SOURCE RECORDS:
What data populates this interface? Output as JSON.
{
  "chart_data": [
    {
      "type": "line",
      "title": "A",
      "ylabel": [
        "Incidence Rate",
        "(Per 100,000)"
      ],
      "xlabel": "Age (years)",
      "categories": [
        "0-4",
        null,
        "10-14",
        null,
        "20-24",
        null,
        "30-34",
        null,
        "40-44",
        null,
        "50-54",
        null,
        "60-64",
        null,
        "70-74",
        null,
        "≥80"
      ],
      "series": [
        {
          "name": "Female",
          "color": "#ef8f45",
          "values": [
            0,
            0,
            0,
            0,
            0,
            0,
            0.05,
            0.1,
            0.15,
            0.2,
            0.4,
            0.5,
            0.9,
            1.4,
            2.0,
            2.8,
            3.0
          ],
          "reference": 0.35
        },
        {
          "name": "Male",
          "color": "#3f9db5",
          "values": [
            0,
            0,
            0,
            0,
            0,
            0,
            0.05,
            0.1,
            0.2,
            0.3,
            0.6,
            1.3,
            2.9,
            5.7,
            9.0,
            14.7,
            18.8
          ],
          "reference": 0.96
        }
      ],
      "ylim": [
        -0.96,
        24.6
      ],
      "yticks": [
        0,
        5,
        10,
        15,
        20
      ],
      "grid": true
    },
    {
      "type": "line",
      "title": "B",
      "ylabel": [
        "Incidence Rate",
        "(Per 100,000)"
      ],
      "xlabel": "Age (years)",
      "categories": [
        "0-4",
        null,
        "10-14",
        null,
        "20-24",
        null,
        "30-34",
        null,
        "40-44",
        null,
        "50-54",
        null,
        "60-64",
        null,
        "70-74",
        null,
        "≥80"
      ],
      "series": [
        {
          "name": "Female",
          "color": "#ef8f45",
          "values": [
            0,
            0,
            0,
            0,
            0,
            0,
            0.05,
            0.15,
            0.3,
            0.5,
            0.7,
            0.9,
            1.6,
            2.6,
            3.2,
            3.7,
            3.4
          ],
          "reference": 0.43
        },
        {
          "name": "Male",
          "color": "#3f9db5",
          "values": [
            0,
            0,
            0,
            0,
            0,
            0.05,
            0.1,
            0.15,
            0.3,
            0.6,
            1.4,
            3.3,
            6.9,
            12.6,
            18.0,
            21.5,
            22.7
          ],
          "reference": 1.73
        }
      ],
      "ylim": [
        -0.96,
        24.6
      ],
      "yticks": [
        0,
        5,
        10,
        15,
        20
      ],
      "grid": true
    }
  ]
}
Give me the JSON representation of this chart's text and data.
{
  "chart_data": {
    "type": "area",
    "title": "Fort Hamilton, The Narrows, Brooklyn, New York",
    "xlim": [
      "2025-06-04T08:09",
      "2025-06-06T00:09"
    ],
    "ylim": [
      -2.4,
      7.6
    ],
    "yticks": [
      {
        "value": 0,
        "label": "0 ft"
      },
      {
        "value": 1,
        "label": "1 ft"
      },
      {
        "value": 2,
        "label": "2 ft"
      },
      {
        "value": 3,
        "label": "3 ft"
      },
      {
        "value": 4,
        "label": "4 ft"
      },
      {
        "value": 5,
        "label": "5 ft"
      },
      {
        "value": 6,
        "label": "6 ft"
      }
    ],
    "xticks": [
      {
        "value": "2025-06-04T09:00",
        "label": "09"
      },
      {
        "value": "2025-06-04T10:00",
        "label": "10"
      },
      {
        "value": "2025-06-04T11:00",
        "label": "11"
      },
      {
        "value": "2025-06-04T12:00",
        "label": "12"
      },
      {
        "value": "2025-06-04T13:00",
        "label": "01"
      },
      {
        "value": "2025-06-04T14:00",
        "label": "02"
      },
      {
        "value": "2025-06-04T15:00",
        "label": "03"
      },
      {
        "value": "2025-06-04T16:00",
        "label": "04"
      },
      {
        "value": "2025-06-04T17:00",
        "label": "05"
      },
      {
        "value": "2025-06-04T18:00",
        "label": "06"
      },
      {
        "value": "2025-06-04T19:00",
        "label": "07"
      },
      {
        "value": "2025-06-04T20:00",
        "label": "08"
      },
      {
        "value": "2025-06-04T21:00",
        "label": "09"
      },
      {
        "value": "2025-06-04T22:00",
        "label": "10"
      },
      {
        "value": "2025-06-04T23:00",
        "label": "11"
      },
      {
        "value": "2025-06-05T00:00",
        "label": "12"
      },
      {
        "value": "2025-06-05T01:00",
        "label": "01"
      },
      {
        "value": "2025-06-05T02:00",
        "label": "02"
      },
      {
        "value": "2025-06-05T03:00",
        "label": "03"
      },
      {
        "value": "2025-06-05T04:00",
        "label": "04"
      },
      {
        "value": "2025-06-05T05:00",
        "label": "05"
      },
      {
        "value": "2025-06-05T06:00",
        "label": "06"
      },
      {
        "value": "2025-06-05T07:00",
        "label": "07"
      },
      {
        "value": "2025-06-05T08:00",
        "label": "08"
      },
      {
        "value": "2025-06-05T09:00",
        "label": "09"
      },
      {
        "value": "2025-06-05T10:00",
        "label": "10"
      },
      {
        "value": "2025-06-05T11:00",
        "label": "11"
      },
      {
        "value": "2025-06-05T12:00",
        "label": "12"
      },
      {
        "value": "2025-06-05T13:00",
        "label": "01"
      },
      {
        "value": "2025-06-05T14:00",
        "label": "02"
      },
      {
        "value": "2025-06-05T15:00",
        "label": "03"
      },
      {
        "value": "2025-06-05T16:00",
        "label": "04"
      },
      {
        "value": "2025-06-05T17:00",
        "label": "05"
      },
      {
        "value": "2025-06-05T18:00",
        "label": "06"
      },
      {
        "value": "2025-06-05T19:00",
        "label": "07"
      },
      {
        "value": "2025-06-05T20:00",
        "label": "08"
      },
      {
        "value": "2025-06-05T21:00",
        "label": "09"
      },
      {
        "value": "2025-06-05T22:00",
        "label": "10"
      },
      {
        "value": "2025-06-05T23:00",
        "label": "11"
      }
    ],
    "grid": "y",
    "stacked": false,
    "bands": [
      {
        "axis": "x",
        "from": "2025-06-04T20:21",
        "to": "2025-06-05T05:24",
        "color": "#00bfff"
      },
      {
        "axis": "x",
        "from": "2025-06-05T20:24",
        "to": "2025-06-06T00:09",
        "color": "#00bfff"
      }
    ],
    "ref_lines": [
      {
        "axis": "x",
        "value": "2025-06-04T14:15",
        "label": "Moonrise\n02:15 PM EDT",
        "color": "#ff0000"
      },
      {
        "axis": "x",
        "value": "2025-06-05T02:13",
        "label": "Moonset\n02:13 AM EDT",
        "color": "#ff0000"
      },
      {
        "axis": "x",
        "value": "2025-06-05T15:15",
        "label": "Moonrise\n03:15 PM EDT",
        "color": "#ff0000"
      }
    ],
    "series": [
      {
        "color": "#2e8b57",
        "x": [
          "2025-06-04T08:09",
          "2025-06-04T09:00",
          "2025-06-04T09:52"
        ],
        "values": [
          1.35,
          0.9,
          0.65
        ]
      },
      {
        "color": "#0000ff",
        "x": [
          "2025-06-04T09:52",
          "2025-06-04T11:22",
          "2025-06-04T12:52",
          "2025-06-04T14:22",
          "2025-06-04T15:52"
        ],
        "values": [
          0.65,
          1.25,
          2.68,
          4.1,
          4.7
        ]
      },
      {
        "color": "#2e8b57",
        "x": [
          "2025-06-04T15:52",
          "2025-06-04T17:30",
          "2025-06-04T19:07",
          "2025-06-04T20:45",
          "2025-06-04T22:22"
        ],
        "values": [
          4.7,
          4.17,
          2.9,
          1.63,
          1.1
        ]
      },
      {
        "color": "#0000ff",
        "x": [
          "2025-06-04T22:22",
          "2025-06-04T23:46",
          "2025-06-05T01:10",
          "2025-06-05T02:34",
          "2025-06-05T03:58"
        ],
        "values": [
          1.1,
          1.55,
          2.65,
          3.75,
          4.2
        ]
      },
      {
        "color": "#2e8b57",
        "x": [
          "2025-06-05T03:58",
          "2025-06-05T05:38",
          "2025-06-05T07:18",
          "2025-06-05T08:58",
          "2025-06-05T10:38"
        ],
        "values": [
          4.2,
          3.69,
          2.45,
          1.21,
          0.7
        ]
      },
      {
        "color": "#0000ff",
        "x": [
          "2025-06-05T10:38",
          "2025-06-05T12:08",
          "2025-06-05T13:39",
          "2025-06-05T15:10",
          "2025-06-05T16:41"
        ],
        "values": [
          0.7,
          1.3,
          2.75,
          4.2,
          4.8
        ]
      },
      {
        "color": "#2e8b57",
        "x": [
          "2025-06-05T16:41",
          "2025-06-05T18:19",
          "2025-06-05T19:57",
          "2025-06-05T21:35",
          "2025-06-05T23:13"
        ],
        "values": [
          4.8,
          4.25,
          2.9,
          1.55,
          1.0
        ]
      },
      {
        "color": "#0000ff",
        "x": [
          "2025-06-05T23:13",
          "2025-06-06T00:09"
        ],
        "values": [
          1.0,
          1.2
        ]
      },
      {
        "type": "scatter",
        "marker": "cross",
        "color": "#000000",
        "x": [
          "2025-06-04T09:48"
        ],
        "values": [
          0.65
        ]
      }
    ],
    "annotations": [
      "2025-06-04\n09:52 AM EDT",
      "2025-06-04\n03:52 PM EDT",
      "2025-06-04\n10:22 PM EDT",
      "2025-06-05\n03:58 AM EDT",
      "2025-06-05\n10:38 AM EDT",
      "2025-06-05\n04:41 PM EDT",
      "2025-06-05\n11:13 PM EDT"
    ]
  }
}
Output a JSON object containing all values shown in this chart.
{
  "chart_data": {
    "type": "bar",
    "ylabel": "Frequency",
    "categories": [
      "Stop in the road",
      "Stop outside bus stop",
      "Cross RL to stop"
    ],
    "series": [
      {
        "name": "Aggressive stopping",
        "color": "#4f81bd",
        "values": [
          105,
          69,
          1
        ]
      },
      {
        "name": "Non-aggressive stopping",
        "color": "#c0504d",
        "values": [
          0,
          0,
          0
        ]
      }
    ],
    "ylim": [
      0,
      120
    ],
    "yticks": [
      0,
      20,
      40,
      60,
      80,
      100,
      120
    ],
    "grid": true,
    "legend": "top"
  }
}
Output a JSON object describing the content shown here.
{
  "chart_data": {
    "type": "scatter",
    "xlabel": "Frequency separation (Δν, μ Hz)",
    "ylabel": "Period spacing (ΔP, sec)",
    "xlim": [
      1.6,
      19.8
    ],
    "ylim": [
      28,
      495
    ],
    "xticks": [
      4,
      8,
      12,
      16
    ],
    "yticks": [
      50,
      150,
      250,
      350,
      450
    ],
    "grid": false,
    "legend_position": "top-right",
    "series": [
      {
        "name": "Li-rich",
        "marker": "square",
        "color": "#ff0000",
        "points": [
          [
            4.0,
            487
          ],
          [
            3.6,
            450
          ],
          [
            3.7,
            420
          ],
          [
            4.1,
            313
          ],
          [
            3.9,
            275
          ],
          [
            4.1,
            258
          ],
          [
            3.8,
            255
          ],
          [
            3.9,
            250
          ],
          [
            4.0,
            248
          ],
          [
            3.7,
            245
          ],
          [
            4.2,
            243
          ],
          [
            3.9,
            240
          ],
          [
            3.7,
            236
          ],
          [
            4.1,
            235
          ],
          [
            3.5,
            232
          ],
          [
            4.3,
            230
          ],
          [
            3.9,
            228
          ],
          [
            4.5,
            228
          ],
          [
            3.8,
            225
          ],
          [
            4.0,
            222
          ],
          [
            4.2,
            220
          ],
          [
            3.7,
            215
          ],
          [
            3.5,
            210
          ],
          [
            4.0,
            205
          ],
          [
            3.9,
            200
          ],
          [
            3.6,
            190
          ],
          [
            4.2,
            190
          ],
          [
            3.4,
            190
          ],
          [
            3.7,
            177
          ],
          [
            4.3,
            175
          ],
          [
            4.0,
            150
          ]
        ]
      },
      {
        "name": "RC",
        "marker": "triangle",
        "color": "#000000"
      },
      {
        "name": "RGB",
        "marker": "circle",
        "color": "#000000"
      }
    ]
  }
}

GIVEN INSTRUCTION: Within the listing above, find every line containing the string "name" and return it.

THE OUTPUT:
          "name": "Female",
          "name": "Male",
          "name": "Female",
          "name": "Male",
        "name": "Aggressive stopping",
        "name": "Non-aggressive stopping",
        "name": "Li-rich",
        "name": "RC",
        "name": "RGB",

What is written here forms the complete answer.